● **EXERCISE**
Output the data exactly, with every line intact.

● **DATA LISTING**
++++++
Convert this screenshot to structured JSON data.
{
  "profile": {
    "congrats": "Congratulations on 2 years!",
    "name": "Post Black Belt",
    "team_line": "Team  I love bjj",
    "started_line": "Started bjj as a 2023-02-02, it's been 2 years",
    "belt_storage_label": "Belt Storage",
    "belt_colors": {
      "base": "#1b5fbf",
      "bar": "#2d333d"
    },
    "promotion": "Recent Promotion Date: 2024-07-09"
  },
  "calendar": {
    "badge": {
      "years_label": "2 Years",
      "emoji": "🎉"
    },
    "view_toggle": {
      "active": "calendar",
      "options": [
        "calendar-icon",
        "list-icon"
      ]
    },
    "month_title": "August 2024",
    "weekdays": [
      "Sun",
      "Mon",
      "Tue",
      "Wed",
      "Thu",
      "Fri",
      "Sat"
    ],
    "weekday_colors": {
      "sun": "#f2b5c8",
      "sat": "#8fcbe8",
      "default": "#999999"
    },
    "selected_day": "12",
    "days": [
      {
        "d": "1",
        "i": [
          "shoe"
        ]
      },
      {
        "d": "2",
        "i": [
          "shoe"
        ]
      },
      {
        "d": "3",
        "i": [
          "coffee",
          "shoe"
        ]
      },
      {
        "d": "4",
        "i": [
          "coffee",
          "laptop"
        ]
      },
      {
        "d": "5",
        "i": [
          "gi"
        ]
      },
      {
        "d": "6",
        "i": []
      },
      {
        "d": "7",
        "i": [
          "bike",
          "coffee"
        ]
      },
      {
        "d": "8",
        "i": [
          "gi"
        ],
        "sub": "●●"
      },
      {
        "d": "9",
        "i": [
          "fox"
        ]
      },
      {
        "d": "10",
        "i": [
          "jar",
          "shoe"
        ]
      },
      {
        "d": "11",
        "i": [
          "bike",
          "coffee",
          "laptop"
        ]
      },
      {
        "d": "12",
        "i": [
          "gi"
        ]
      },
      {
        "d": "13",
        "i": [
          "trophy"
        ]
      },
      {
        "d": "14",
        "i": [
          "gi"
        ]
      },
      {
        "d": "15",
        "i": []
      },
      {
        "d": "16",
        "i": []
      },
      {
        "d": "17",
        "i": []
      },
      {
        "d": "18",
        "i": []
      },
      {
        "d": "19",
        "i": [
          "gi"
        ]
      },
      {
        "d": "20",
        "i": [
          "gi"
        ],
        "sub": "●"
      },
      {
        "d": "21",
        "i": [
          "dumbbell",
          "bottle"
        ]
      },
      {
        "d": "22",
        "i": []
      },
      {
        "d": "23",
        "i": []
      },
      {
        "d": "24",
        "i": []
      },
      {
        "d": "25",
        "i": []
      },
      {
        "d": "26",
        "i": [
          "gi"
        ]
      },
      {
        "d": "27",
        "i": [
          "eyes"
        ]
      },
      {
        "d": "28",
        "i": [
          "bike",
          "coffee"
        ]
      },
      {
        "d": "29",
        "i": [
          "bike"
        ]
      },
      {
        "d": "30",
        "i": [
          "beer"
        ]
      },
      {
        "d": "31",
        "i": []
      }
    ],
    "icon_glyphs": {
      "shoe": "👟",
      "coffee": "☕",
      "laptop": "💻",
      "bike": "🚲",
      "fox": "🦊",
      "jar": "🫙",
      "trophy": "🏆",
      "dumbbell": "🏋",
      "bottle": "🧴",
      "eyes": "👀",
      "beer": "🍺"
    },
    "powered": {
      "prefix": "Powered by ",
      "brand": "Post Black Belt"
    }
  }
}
++++++
● **WRITTEN ANSWER**
Convert this screenshot to structured JSON data.
{
  "profile": {
    "congrats": "Congratulations on 2 years!",
    "name": "Post Black Belt",
    "team_line": "Team  I love bjj",
    "started_line": "Started bjj as a 2023-02-02, it's been 2 years",
    "belt_storage_label": "Belt Storage",
    "belt_colors": {
      "base": "#1b5fbf",
      "bar": "#2d333d"
    },
    "promotion": "Recent Promotion Date: 2024-07-09"
  },
  "calendar": {
    "badge": {
      "years_label": "2 Years",
      "emoji": "🎉"
    },
    "view_toggle": {
      "active": "calendar",
      "options": [
        "calendar-icon",
        "list-icon"
      ]
    },
    "month_title": "August 2024",
    "weekdays": [
      "Sun",
      "Mon",
      "Tue",
      "Wed",
      "Thu",
      "Fri",
      "Sat"
    ],
    "weekday_colors": {
      "sun": "#f2b5c8",
      "sat": "#8fcbe8",
      "default": "#999999"
    },
    "selected_day": "12",
    "days": [
      {
        "d": "1",
        "i": [
          "shoe"
        ]
      },
      {
        "d": "2",
        "i": [
          "shoe"
        ]
      },
      {
        "d": "3",
        "i": [
          "coffee",
          "shoe"
        ]
      },
      {
        "d": "4",
        "i": [
          "coffee",
          "laptop"
        ]
      },
      {
        "d": "5",
        "i": [
          "gi"
        ]
      },
      {
        "d": "6",
        "i": []
      },
      {
        "d": "7",
        "i": [
          "bike",
          "coffee"
        ]
      },
      {
        "d": "8",
        "i": [
          "gi"
        ],
        "sub": "●●"
      },
      {
        "d": "9",
        "i": [
          "fox"
        ]
      },
      {
        "d": "10",
        "i": [
          "jar",
          "shoe"
        ]
      },
      {
        "d": "11",
        "i": [
          "bike",
          "coffee",
          "laptop"
        ]
      },
      {
        "d": "12",
        "i": [
          "gi"
        ]
      },
      {
        "d": "13",
        "i": [
          "trophy"
        ]
      },
      {
        "d": "14",
        "i": [
          "gi"
        ]
      },
      {
        "d": "15",
        "i": []
      },
      {
        "d": "16",
        "i": []
      },
      {
        "d": "17",
        "i": []
      },
      {
        "d": "18",
        "i": []
      },
      {
        "d": "19",
        "i": [
          "gi"
        ]
      },
      {
        "d": "20",
        "i": [
          "gi"
        ],
        "sub": "●"
      },
      {
        "d": "21",
        "i": [
          "dumbbell",
          "bottle"
        ]
      },
      {
        "d": "22",
        "i": []
      },
      {
        "d": "23",
        "i": []
      },
      {
        "d": "24",
        "i": []
      },
      {
        "d": "25",
        "i": []
      },
      {
        "d": "26",
        "i": [
          "gi"
        ]
      },
      {
        "d": "27",
        "i": [
          "eyes"
        ]
      },
      {
        "d": "28",
        "i": [
          "bike",
          "coffee"
        ]
      },
      {
        "d": "29",
        "i": [
          "bike"
        ]
      },
      {
        "d": "30",
        "i": [
          "beer"
        ]
      },
      {
        "d": "31",
        "i": []
      }
    ],
    "icon_glyphs": {
      "shoe": "👟",
      "coffee": "☕",
      "laptop": "💻",
      "bike": "🚲",
      "fox": "🦊",
      "jar": "🫙",
      "trophy": "🏆",
      "dumbbell": "🏋",
      "bottle": "🧴",
      "eyes": "👀",
      "beer": "🍺"
    },
    "powered": {
      "prefix": "Powered by ",
      "brand": "Post Black Belt"
    }
  }
}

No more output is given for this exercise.